» Your task
Each line of the data that includes the string "which" is to be copied out.
Data to examine below:
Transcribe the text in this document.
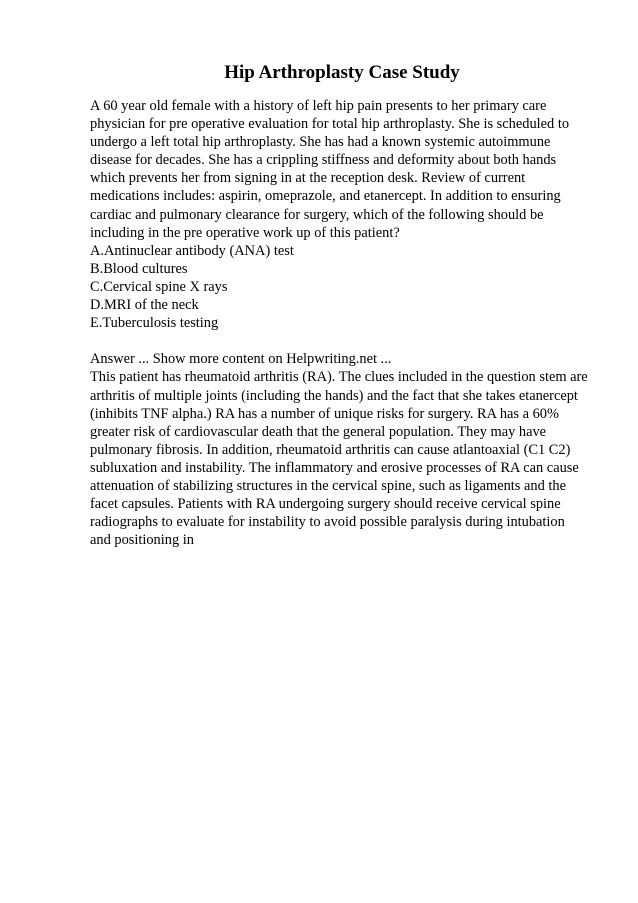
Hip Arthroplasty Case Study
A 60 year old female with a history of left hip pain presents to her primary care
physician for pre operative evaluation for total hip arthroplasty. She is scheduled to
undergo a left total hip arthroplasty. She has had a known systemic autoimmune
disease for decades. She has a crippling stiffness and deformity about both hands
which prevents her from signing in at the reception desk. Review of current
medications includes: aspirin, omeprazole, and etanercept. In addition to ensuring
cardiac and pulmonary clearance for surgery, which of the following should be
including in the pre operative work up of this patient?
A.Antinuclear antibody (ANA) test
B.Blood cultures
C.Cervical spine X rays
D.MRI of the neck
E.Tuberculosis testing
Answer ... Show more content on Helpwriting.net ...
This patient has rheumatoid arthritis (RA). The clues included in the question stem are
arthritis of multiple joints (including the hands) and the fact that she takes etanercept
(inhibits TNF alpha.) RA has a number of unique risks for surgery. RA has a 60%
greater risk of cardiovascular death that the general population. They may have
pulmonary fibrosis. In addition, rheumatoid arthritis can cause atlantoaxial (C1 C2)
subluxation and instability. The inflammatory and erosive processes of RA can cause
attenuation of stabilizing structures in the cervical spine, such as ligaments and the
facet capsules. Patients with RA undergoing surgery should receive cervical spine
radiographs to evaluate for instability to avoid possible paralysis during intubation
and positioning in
End of Data to examine.
» Completed exercise
which prevents her from signing in at the reception desk. Review of current
cardiac and pulmonary clearance for surgery, which of the following should be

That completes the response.